▶ [OBJECTIVE] Please transcribe the records precisely; pictures stay out of your copy.

(Entries taken from a collection)
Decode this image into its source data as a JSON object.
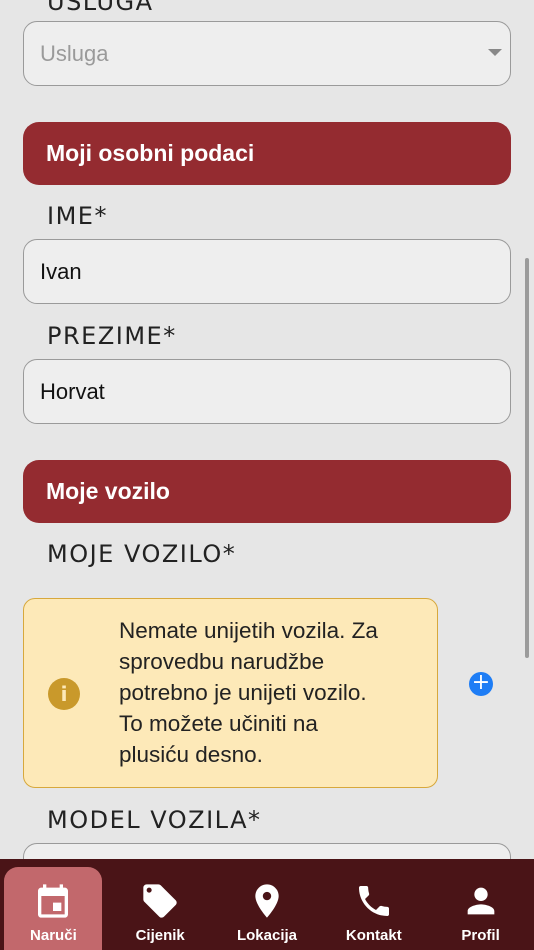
{
  "service": {
    "label": "USLUGA",
    "placeholder": "Usluga"
  },
  "section_personal": {
    "title": "Moji osobni podaci"
  },
  "first_name": {
    "label": "IME*",
    "value": "Ivan"
  },
  "last_name": {
    "label": "PREZIME*",
    "value": "Horvat"
  },
  "section_vehicle": {
    "title": "Moje vozilo"
  },
  "vehicle": {
    "label": "MOJE VOZILO*",
    "notice_lines": [
      "Nemate unijetih vozila. Za",
      "sprovedbu narudžbe",
      "potrebno je unijeti vozilo.",
      "To možete učiniti na",
      "plusiću desno."
    ],
    "info_icon": "i"
  },
  "model": {
    "label": "MODEL VOZILA*"
  },
  "nav": {
    "items": [
      {
        "label": "Naruči",
        "icon": "calendar-icon"
      },
      {
        "label": "Cijenik",
        "icon": "tag-icon"
      },
      {
        "label": "Lokacija",
        "icon": "location-pin-icon"
      },
      {
        "label": "Kontakt",
        "icon": "phone-icon"
      },
      {
        "label": "Profil",
        "icon": "person-icon"
      }
    ]
  },
  "colors": {
    "accent": "#942b30",
    "nav_bg": "#4a1417",
    "nav_active": "#c2686c",
    "notice_bg": "#fde9b8",
    "plus": "#1e7df5"
  }
}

▶ [EXPECTED ANSWER]
Decode this image into its source data as a JSON object.
{
  "service": {
    "label": "USLUGA",
    "placeholder": "Usluga"
  },
  "section_personal": {
    "title": "Moji osobni podaci"
  },
  "first_name": {
    "label": "IME*",
    "value": "Ivan"
  },
  "last_name": {
    "label": "PREZIME*",
    "value": "Horvat"
  },
  "section_vehicle": {
    "title": "Moje vozilo"
  },
  "vehicle": {
    "label": "MOJE VOZILO*",
    "notice_lines": [
      "Nemate unijetih vozila. Za",
      "sprovedbu narudžbe",
      "potrebno je unijeti vozilo.",
      "To možete učiniti na",
      "plusiću desno."
    ],
    "info_icon": "i"
  },
  "model": {
    "label": "MODEL VOZILA*"
  },
  "nav": {
    "items": [
      {
        "label": "Naruči",
        "icon": "calendar-icon"
      },
      {
        "label": "Cijenik",
        "icon": "tag-icon"
      },
      {
        "label": "Lokacija",
        "icon": "location-pin-icon"
      },
      {
        "label": "Kontakt",
        "icon": "phone-icon"
      },
      {
        "label": "Profil",
        "icon": "person-icon"
      }
    ]
  },
  "colors": {
    "accent": "#942b30",
    "nav_bg": "#4a1417",
    "nav_active": "#c2686c",
    "notice_bg": "#fde9b8",
    "plus": "#1e7df5"
  }
}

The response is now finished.